◆ Условие задания
Верните дословно все строки каждой записи ниже, не включая в ответ изображения.

◆ Исходные данные
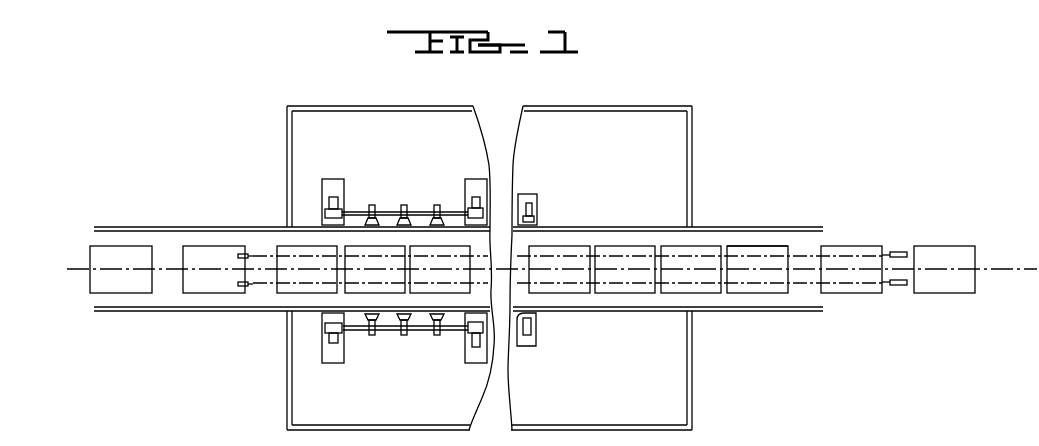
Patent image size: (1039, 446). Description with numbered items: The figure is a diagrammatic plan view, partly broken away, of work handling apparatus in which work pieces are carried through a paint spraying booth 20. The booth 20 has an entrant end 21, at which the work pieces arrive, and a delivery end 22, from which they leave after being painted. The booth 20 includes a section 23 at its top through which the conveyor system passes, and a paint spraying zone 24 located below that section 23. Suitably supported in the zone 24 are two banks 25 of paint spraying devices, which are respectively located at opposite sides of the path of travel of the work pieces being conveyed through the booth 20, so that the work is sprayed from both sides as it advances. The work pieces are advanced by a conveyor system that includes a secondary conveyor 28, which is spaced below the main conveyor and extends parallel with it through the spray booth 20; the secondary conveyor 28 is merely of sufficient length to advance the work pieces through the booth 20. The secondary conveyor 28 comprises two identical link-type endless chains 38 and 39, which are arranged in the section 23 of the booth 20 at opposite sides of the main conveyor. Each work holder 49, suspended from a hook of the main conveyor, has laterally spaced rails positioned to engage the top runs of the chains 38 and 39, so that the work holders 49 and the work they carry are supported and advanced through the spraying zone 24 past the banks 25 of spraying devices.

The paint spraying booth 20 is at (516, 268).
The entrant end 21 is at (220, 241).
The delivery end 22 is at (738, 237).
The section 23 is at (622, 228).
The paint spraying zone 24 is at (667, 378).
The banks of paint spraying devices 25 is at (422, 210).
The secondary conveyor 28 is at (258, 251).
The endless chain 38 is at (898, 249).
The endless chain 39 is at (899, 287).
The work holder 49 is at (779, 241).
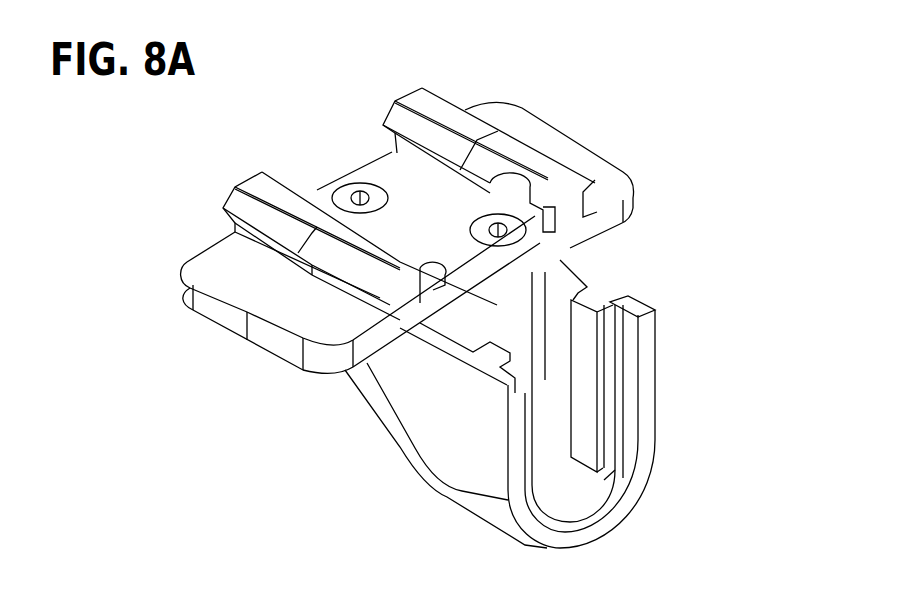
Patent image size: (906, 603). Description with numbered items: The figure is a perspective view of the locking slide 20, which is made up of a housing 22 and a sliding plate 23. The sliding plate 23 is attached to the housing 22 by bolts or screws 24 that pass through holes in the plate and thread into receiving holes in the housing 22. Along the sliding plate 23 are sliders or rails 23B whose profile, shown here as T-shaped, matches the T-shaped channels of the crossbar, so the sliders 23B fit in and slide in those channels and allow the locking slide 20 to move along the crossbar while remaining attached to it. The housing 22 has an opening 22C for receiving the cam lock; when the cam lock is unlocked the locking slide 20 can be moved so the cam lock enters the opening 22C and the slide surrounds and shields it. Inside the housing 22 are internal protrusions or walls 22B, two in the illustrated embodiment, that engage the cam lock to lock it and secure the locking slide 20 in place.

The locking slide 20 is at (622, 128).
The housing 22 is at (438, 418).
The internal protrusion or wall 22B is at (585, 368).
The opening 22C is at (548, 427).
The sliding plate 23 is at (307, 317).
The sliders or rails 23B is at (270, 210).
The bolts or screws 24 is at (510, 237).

◆ Решение задачи
Patent image size: (1039, 446). Description with numbered items: The figure is a diagrammatic plan view, partly broken away, of work handling apparatus in which work pieces are carried through a paint spraying booth 20. The booth 20 has an entrant end 21, at which the work pieces arrive, and a delivery end 22, from which they leave after being painted. The booth 20 includes a section 23 at its top through which the conveyor system passes, and a paint spraying zone 24 located below that section 23. Suitably supported in the zone 24 are two banks 25 of paint spraying devices, which are respectively located at opposite sides of the path of travel of the work pieces being conveyed through the booth 20, so that the work is sprayed from both sides as it advances. The work pieces are advanced by a conveyor system that includes a secondary conveyor 28, which is spaced below the main conveyor and extends parallel with it through the spray booth 20; the secondary conveyor 28 is merely of sufficient length to advance the work pieces through the booth 20. The secondary conveyor 28 comprises two identical link-type endless chains 38 and 39, which are arranged in the section 23 of the booth 20 at opposite sides of the main conveyor. Each work holder 49, suspended from a hook of the main conveyor, has laterally spaced rails positioned to engage the top runs of the chains 38 and 39, so that the work holders 49 and the work they carry are supported and advanced through the spraying zone 24 past the banks 25 of spraying devices.

The paint spraying booth 20 is at (516, 268).
The entrant end 21 is at (220, 241).
The delivery end 22 is at (738, 237).
The section 23 is at (622, 228).
The paint spraying zone 24 is at (667, 378).
The banks of paint spraying devices 25 is at (422, 210).
The secondary conveyor 28 is at (258, 251).
The endless chain 38 is at (898, 249).
The endless chain 39 is at (899, 287).
The work holder 49 is at (779, 241).
Patent image size: (906, 603). Description with numbered items: The figure is a perspective view of the locking slide 20, which is made up of a housing 22 and a sliding plate 23. The sliding plate 23 is attached to the housing 22 by bolts or screws 24 that pass through holes in the plate and thread into receiving holes in the housing 22. Along the sliding plate 23 are sliders or rails 23B whose profile, shown here as T-shaped, matches the T-shaped channels of the crossbar, so the sliders 23B fit in and slide in those channels and allow the locking slide 20 to move along the crossbar while remaining attached to it. The housing 22 has an opening 22C for receiving the cam lock; when the cam lock is unlocked the locking slide 20 can be moved so the cam lock enters the opening 22C and the slide surrounds and shields it. Inside the housing 22 are internal protrusions or walls 22B, two in the illustrated embodiment, that engage the cam lock to lock it and secure the locking slide 20 in place.

The locking slide 20 is at (622, 128).
The housing 22 is at (438, 418).
The internal protrusion or wall 22B is at (585, 368).
The opening 22C is at (548, 427).
The sliding plate 23 is at (307, 317).
The sliders or rails 23B is at (270, 210).
The bolts or screws 24 is at (510, 237).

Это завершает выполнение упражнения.